The law (Senate Bill 1137) will be on the November 2024 ballot for voters to decide. If it passes it could cost the city over $20 million per year in lost oil revenue. Over half of the city’s oil operations are within the 3,200-foot buffers mandated by the law.

City officials unveiled the most recent version of the pool project to the public in June and said the more modest design about because of a lack of funding and a realization that not every community need would be met by the project.

With the City Council’s vote on Tuesday, Long Beach will now move forward with design, permitting and bidding for the $74.2 million project.

A rendering of a pool on a beachfront.
The latest proposal for the years-in-the-making Belmont pool project would include a 50-meter outdoor pool with diving springboards, zip lines and climbing walls; an instructional pool for swim lessons and laps; and a recreational pool with play features for kids. Courtesy of the city of Long Beach

Modica was careful to say that the renderings shown publicly might differ from what is actually sent to the California Coastal Commission for its approval in the coming months.

This week, Long Beach is asking the Coastal Commission to extend its previously approved development permit for the pool, but the city will still have to re-submit the new design once it’s completed. Modica said construction could begin as soon as the spring of 2025.

Members of the aquatic sports community supported the vote, saying the new pool would serve the city better than the current temporary pool and potentially inspire a new generation of swimmers.

“We commit to give our hardest in practice and not waste the pool,” said Mason Patel, an 11-year-old member of the Rocket Fish swim team.

However, activists who have challenged the project for the past 10 years remained opposed to spending 10s of millions in public funds for a facility they’ve said would only benefit an affluent part of the city.

“It was designed in a location that is in the richest, whitest corner of Long Beach with the least amount of kids,” said Anna Christensen, who, along with others, has advocated for the pool to be located somewhere other than Belmont Shore.

Even with the pool’s scaled-back design, the city still has a funding gap of about $8 million. And if the new structure is to have seating, shade structures and more restroom capacity, the city may need to find another $3.7 million in additional funding as well.

Originally, the pool was proposed to have a much grander scale, with a large translucent dome, multiple pools, play areas for non-competitive swimming and facilities that could potentially host high-profile events.

A rendering of the proposed Belmont Beach and Aquatics Center pool complex. Photo courtesy of the city of Long Beach.
An early rendering of the proposed Belmont Pool, which has now been scaled back significantly.

However, legal challenges from community groups, inflation, seismic compliance costs and changes mandated by the California Coastal Commission, which has jurisdiction over coastal developments, prolonged the process and helped push up the cost of the project.

The design approved Tuesday has two pools: one that’s 50 meters with diving boards and another that’s ain instructional pool intended for swim lessons. It also has a recreation area with zip lines and climbing walls.

The domed version included two Olympic-sized pools and a diving well in addition to recreational swim areas. The version approved by the Coastal Commission in February 2021 also had more bodies of water and amenities than what was ultimately approved Tuesday, but council members were supportive of it with multiple members saying it’s what the city could realistically afford.

“It’s a project that can be delivered to the community for the community and it will serve hundreds of thousands of visitors,” said Councilmember Kristina Duggan, who represents the area where the pool will be built.

• • • • •

> [Exercises to complete]
1 > Reproduce the passage of the Belmont pool article from "City officials unveiled" to "the $74.2 million project.".
2 > According to the Belmont pool article, which factors prolonged the process and helped push up the cost of the project?
3 > According to the Belmont pool article, when could construction begin?
Rely solely on the Belmont pool article.

> [Information shown]
• • • • •

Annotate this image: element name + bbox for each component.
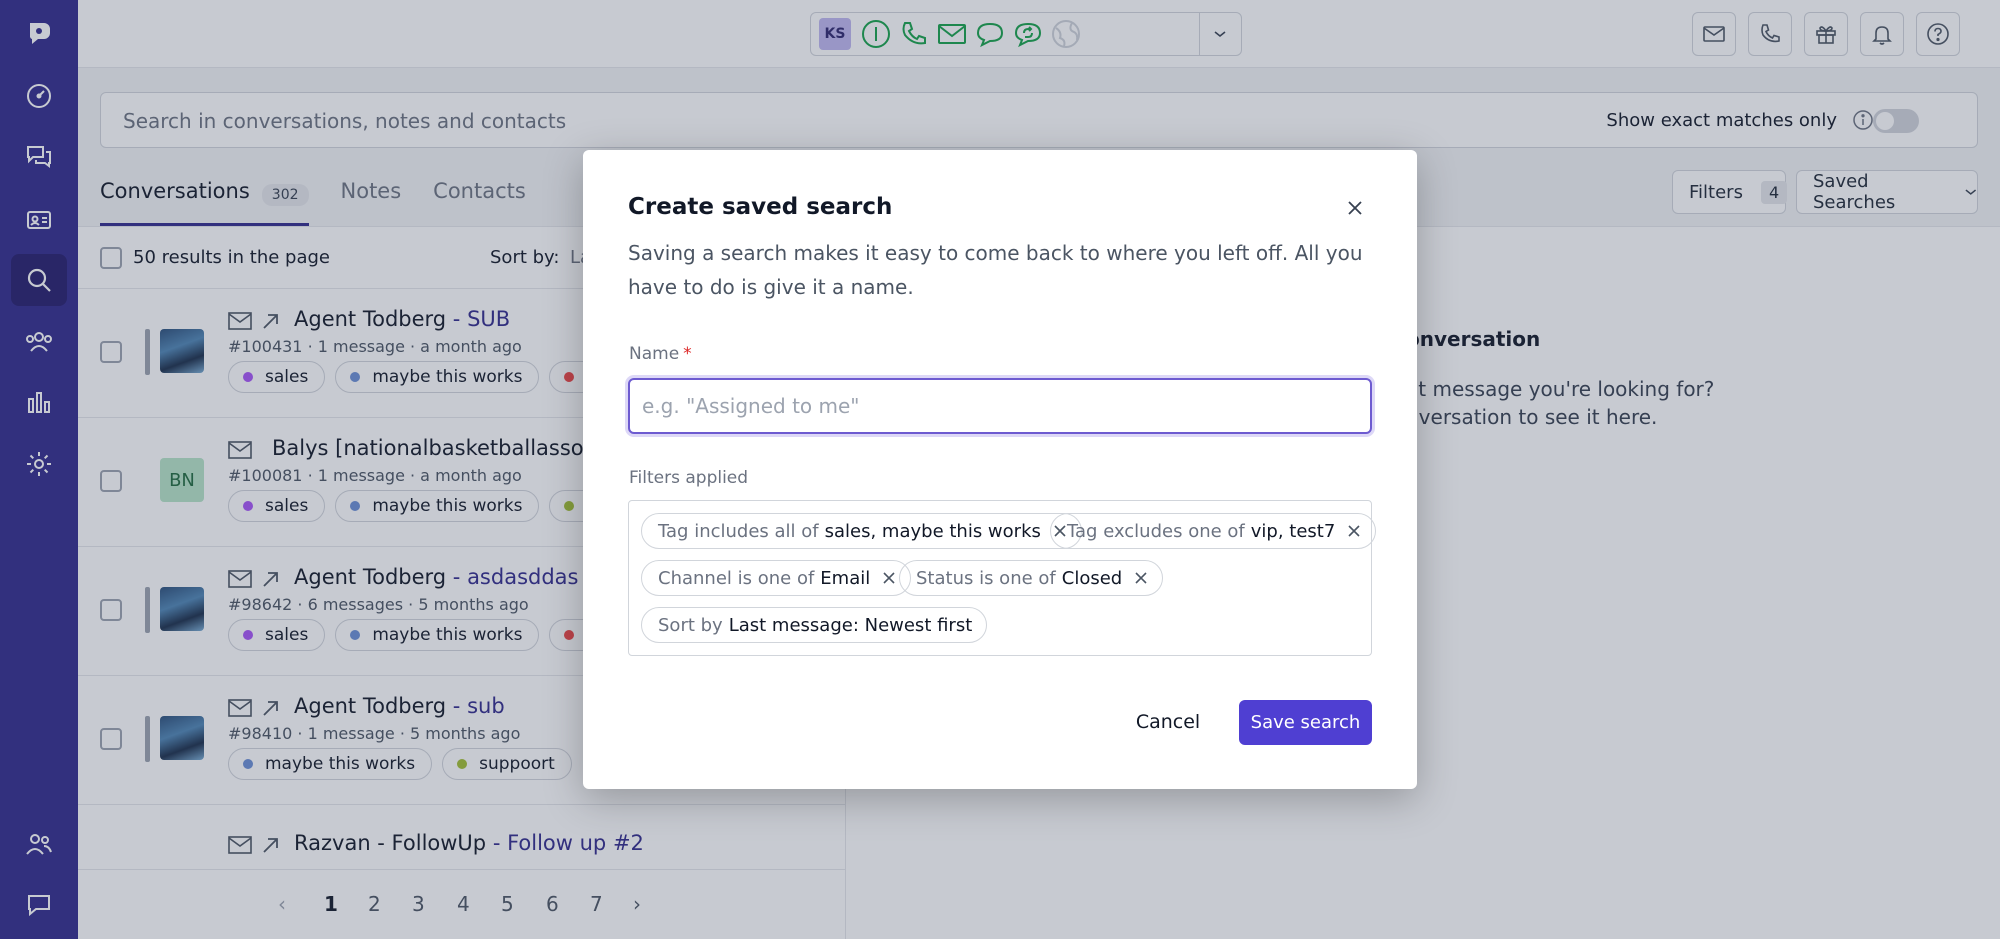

• • • • •

> [Task solutions]
1 >
City officials unveiled the most recent version of the pool project to the public in June and said the more modest design about because of a lack of funding and a realization that not every community need would be met by the project.

With the City Council’s vote on Tuesday, Long Beach will now move forward with design, permitting and bidding for the $74.2 million project.

2 >
- Legal challenges from community groups
- Inflation
- Seismic compliance costs
- Changes mandated by the California Coastal Commission

3 > As soon as the spring of 2025.